## Exercise set
(A) In the text about caring for aging parents, what do the girls' parents find shameful?
(B) Please copy the text about caring for aging parents word for word, starting with "Parents who have" and going on through "the wifes' side.".

BEGIN Document excerpt

Indian society which bolsters the notion of equality among men and women, seems to abate when it comes to the implementation of this very thought. It has been the long tradition in the Indian society that the girl after marriage is bound by some invisible chain of responsibilities towards her in-laws. Leaving behind her parents , she steps into this new world filled with new faces. In this patriarchal society , it has become obvious that girls will look after her in-laws with very little responsibility towards her own parents. The girls' parents find it shameful to ask for help from their son-in-laws.
Parents who have only girl child find it difficult during their old ages. Pension and savings can't give the mental assurance which is needed at this time of life. Often at this age they want someone by their side to support them and take care of them. The apprehension of being abandoned and helpless at the time of emergency engulfs them.

So isn't it the responsibility of the girls to take of their parents at this stage of life??. Shouldn't the husband and wife look after and take care of both the families??. When the girls do it for her in-laws why shouldn't the boy do it in return??. I greatly support my friend's girlfriend in this matter. It's not a matter of forcing the husband to do these. Our society should inculcate this thought into the young minds. Both sides should be treated equally.The older people need care and support may it be of the husbands' side or the wifes' side.

END Document excerpt
BEGIN Data provided

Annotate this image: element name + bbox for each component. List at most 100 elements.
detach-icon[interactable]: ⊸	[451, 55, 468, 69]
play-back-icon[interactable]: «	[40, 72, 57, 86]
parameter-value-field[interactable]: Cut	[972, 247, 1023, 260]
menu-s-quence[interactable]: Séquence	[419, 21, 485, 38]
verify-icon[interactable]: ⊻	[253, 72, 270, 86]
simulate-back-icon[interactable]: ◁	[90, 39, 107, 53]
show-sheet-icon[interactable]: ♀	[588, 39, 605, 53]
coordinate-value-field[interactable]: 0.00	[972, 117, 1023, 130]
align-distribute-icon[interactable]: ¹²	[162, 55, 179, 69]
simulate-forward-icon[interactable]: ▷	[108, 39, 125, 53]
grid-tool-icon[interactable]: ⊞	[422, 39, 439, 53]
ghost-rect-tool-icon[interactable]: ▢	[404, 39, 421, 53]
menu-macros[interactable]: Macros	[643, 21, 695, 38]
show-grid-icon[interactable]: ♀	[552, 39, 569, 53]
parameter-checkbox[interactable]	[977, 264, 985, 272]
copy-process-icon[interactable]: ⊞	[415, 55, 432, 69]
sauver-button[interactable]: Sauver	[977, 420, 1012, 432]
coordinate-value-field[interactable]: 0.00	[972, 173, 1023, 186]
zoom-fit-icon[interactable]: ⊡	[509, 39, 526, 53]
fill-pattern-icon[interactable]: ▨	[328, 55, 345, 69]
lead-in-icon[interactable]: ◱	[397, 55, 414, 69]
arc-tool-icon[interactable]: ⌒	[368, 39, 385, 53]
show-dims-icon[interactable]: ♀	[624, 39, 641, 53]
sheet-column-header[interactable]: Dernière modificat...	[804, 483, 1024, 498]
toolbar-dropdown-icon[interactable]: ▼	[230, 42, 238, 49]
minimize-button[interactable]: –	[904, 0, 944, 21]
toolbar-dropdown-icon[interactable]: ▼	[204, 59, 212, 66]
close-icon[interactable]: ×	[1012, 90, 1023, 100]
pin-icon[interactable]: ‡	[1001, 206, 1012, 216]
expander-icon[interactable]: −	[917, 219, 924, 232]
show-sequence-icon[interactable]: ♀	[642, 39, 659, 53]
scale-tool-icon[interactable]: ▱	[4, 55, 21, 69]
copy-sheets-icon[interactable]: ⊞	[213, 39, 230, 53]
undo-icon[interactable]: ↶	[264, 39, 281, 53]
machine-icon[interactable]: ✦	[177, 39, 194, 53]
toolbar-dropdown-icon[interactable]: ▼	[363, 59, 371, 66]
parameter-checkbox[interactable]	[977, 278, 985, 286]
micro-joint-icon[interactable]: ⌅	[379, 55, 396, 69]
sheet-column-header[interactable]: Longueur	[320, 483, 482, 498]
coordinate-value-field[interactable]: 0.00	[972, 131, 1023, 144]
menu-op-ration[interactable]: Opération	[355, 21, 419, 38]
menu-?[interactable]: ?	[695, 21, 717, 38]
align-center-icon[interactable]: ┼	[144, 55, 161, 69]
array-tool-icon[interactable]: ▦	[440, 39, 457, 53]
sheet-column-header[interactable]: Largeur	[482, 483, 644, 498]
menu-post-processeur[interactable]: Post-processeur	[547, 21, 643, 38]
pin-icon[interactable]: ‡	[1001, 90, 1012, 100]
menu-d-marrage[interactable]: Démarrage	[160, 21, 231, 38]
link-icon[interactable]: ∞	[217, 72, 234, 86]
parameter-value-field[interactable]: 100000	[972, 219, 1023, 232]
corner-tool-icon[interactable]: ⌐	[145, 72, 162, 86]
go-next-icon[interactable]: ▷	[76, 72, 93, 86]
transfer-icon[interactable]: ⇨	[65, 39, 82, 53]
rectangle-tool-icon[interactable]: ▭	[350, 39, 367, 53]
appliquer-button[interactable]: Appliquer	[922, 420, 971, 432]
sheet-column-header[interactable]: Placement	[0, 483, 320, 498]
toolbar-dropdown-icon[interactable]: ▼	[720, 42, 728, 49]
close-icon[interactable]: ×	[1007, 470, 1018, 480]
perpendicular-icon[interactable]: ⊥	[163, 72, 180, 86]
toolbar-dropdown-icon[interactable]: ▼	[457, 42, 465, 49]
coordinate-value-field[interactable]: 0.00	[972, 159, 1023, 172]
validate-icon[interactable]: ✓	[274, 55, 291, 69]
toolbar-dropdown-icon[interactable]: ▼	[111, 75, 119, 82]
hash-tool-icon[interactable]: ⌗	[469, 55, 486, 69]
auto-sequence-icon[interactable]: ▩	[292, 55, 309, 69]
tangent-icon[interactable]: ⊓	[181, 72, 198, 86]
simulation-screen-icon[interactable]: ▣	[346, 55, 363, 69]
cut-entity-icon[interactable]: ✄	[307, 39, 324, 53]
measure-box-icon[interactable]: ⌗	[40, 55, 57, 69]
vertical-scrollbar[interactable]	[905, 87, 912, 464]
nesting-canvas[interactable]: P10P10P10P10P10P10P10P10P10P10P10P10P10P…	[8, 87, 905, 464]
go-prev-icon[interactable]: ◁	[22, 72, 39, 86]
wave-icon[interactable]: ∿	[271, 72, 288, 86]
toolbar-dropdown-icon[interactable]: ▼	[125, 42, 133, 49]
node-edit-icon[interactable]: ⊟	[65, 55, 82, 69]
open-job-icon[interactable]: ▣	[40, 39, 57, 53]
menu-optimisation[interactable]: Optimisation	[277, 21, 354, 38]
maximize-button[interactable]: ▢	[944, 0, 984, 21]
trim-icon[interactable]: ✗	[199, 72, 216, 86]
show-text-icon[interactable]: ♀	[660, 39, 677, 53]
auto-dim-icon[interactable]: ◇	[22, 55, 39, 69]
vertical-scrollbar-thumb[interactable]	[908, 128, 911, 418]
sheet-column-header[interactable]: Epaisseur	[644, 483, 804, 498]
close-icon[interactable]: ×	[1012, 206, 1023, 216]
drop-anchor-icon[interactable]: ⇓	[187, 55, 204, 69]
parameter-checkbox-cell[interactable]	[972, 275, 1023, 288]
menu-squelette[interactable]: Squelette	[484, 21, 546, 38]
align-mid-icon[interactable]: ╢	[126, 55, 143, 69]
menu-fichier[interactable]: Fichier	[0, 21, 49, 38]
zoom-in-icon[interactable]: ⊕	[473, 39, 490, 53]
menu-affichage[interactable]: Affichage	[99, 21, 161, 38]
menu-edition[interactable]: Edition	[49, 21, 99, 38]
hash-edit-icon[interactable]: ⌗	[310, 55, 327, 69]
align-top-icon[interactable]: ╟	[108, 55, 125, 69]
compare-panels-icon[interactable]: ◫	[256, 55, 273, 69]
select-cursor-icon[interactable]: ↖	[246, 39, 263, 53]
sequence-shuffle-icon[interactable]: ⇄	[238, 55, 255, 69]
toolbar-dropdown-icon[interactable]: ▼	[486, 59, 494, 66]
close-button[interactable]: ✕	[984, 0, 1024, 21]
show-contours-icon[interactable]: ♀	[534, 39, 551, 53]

END Data provided

## Responses for each task
(A) Asking their son-in-laws for help.

(B)
Parents who have only girl child find it difficult during their old ages. Pension and savings can't give the mental assurance which is needed at this time of life. Often at this age they want someone by their side to support them and take care of them. The apprehension of being abandoned and helpless at the time of emergency engulfs them.

So isn't it the responsibility of the girls to take of their parents at this stage of life??. Shouldn't the husband and wife look after and take care of both the families??. When the girls do it for her in-laws why shouldn't the boy do it in return??. I greatly support my friend's girlfriend in this matter. It's not a matter of forcing the husband to do these. Our society should inculcate this thought into the young minds. Both sides should be treated equally.The older people need care and support may it be of the husbands' side or the wifes' side.